-------- STORED RECORDS --------

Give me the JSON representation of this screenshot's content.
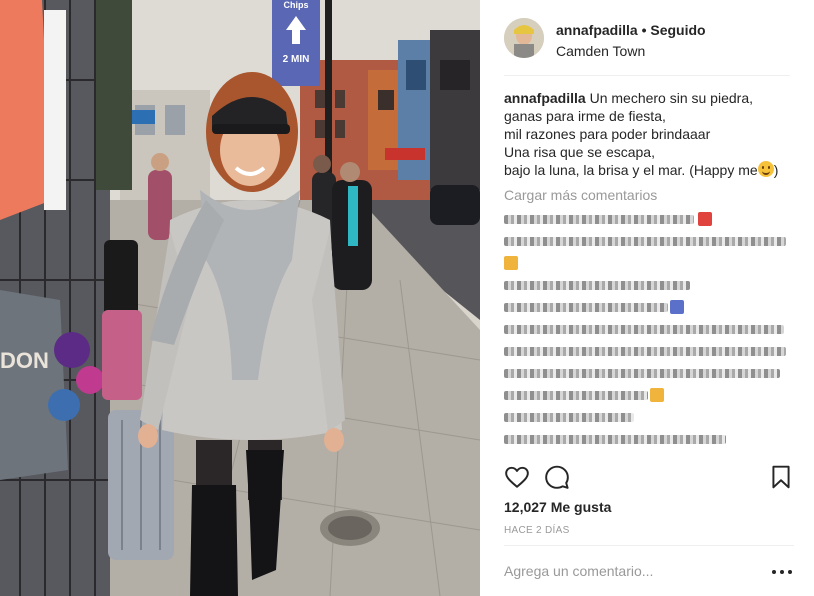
{
  "post": {
    "username": "annafpadilla",
    "separator": "•",
    "follow_status": "Seguido",
    "location": "Camden Town"
  },
  "caption": {
    "username": "annafpadilla",
    "lines": [
      "Un mechero sin su piedra,",
      "ganas para irme de fiesta,",
      "mil razones para poder brindaaar",
      "Una risa que se escapa,",
      "bajo la luna, la brisa y el mar. (Happy me"
    ],
    "emoji": "smiling-face-icon"
  },
  "comments": {
    "load_more": "Cargar más comentarios",
    "pixelated_rows": 10
  },
  "photo": {
    "sign_text_top": "Chips",
    "sign_text_mid": "2 MIN"
  },
  "actions": {
    "like_icon": "heart-icon",
    "comment_icon": "comment-icon",
    "save_icon": "bookmark-icon"
  },
  "likes": "12,027 Me gusta",
  "time_ago": "HACE 2 DÍAS",
  "add_comment": {
    "placeholder": "Agrega un comentario...",
    "more_icon": "more-options-icon"
  },
  "colors": {
    "text": "#262626",
    "muted": "#999999",
    "divider": "#efefef"
  }
}
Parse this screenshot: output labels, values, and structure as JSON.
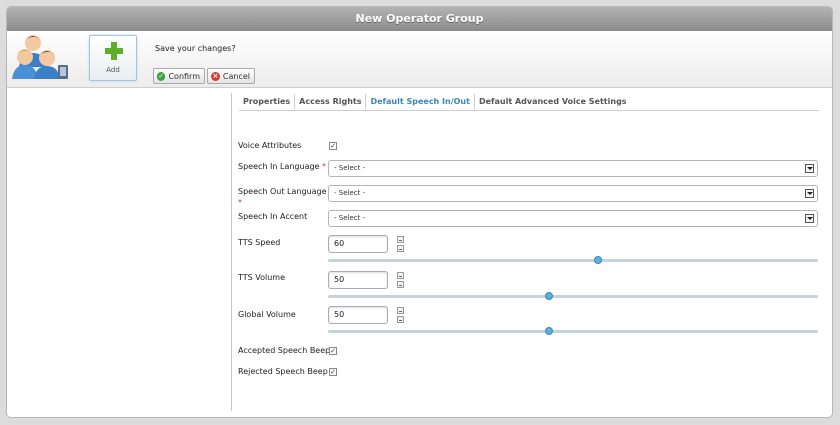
{
  "window": {
    "title": "New Operator Group"
  },
  "toolbar": {
    "add_label": "Add",
    "save_prompt": "Save your changes?",
    "confirm_label": "Confirm",
    "cancel_label": "Cancel"
  },
  "tabs": [
    {
      "label": "Properties",
      "active": false
    },
    {
      "label": "Access Rights",
      "active": false
    },
    {
      "label": "Default Speech In/Out",
      "active": true
    },
    {
      "label": "Default Advanced Voice Settings",
      "active": false
    }
  ],
  "form": {
    "voice_attributes": {
      "label": "Voice Attributes",
      "checked": true
    },
    "speech_in_language": {
      "label": "Speech In Language",
      "required": "*",
      "value": "- Select -"
    },
    "speech_out_language": {
      "label": "Speech Out Language",
      "required": "*",
      "value": "- Select -"
    },
    "speech_in_accent": {
      "label": "Speech In Accent",
      "value": "- Select -"
    },
    "tts_speed": {
      "label": "TTS Speed",
      "value": "60",
      "slider_fraction": 0.55
    },
    "tts_volume": {
      "label": "TTS Volume",
      "value": "50",
      "slider_fraction": 0.45
    },
    "global_volume": {
      "label": "Global Volume",
      "value": "50",
      "slider_fraction": 0.45
    },
    "accepted_speech_beep": {
      "label": "Accepted Speech Beep",
      "checked": true
    },
    "rejected_speech_beep": {
      "label": "Rejected Speech Beep",
      "checked": true
    }
  },
  "colors": {
    "accent": "#3a88b7",
    "confirm": "#3aa33a",
    "cancel": "#d43b2f",
    "slider_handle": "#5ab0dc"
  }
}
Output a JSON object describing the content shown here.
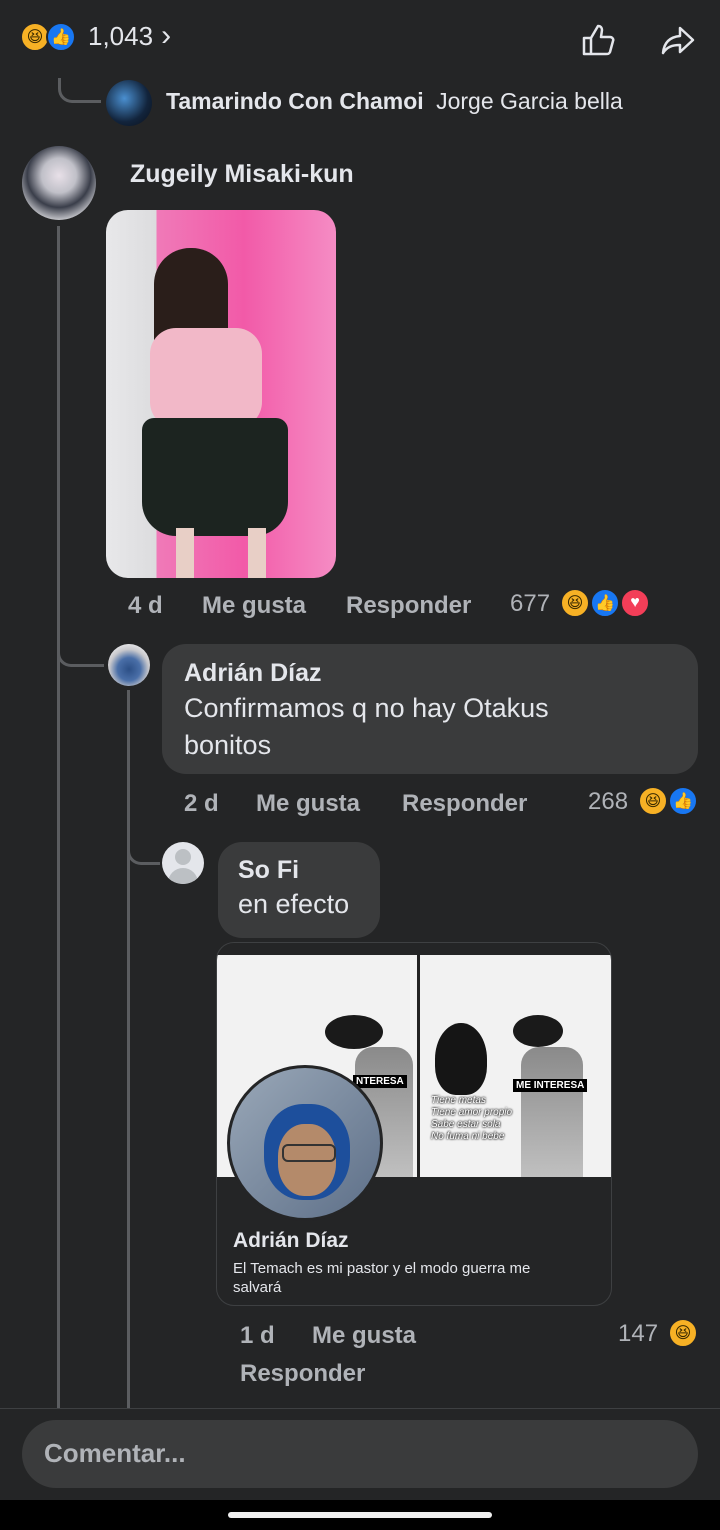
{
  "top_bar": {
    "reaction_count": "1,043"
  },
  "comments": {
    "reply_prev": {
      "author": "Tamarindo Con Chamoi",
      "text": "Jorge Garcia bella"
    },
    "c1": {
      "author": "Zugeily Misaki-kun",
      "time": "4 d",
      "like": "Me gusta",
      "reply": "Responder",
      "reactions": "677"
    },
    "c2": {
      "author": "Adrián Díaz",
      "text_line1": "Confirmamos q no hay Otakus",
      "text_line2": "bonitos",
      "time": "2 d",
      "like": "Me gusta",
      "reply": "Responder",
      "reactions": "268"
    },
    "c3": {
      "author": "So Fi",
      "text": "en efecto",
      "shared": {
        "meme_left_label": "NTERESA",
        "meme_right_label": "ME INTERESA",
        "meme_list": [
          "Tiene metas",
          "Tiene amor propio",
          "Sabe estar sola",
          "No fuma ni bebe"
        ],
        "author": "Adrián Díaz",
        "text": "El Temach es mi pastor y el modo guerra me salvará"
      },
      "time": "1 d",
      "like": "Me gusta",
      "reply": "Responder",
      "reactions": "147"
    }
  },
  "composer": {
    "placeholder": "Comentar..."
  },
  "colors": {
    "background": "#242526",
    "bubble": "#3a3b3c",
    "like_blue": "#1877f2",
    "haha_yellow": "#f7b125",
    "love_red": "#f33e58"
  }
}
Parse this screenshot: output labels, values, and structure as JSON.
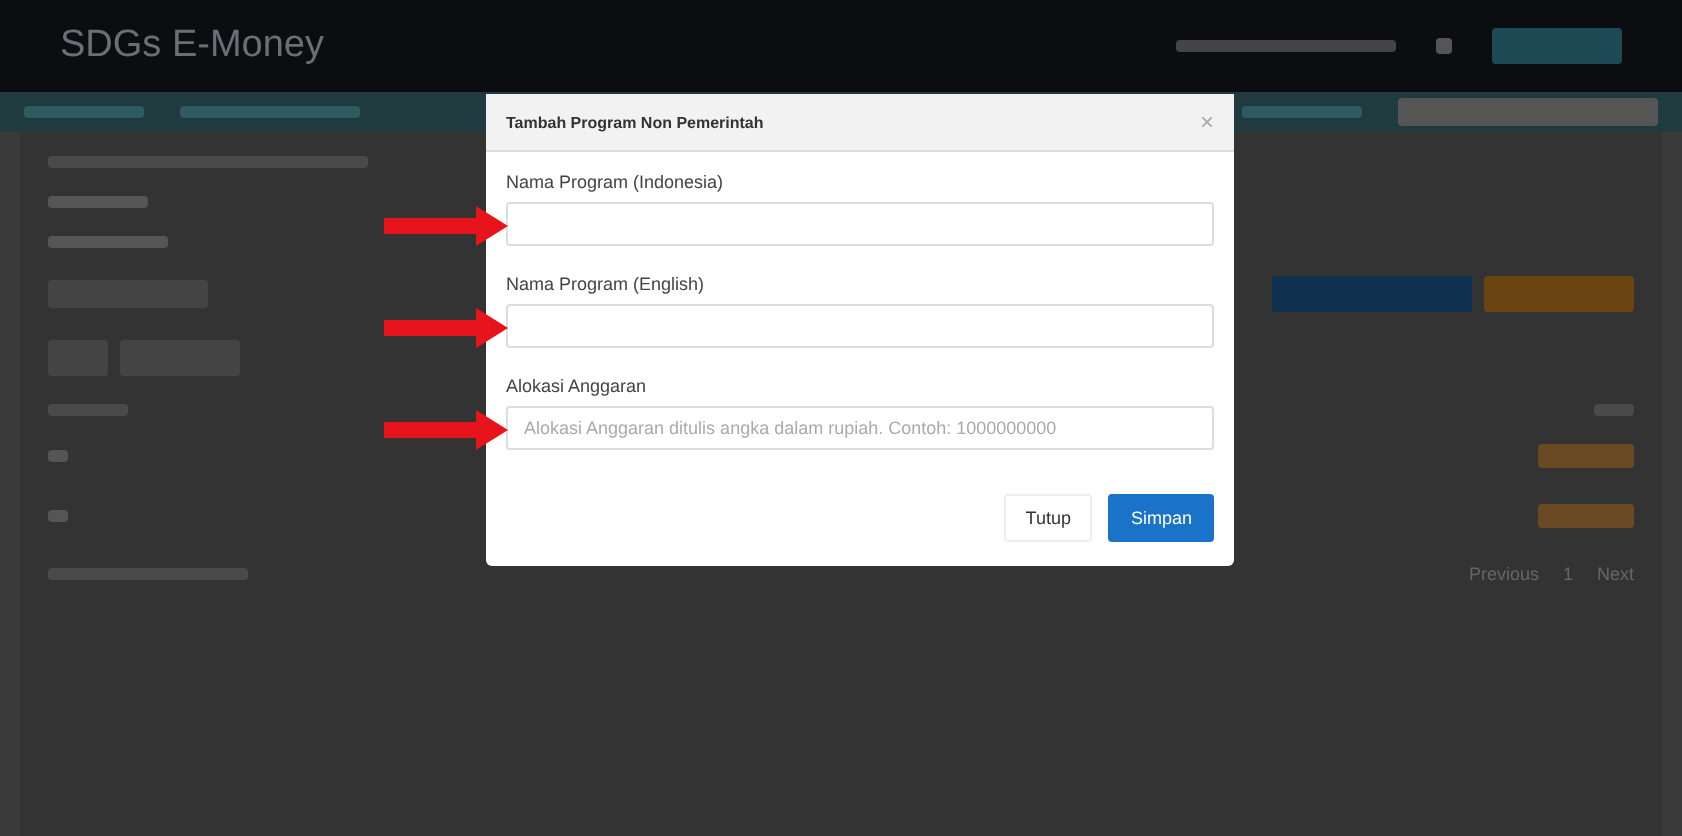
{
  "app": {
    "brand": "SDGs E-Money"
  },
  "pagination": {
    "previous": "Previous",
    "page": "1",
    "next": "Next"
  },
  "modal": {
    "title": "Tambah Program Non Pemerintah",
    "close": "×",
    "fields": [
      {
        "label": "Nama Program (Indonesia)",
        "arrow": true
      },
      {
        "label": "Nama Program (English)",
        "arrow": true
      },
      {
        "label": "Alokasi Anggaran",
        "placeholder": "Alokasi Anggaran ditulis angka dalam rupiah. Contoh: 1000000000",
        "arrow": true
      }
    ],
    "buttons": [
      {
        "label": "Tutup",
        "kind": "secondary"
      },
      {
        "label": "Simpan",
        "kind": "primary"
      }
    ]
  }
}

--------

PROBLEM DETAILS: Look above for lines with the word "placeholder" and copy them all.

THE ANSWER:
    "placeholder": "Agrega un comentario...",
    "placeholder": "Comentar..."
        "placeholder": "Alokasi Anggaran ditulis angka dalam rupiah. Contoh: 1000000000",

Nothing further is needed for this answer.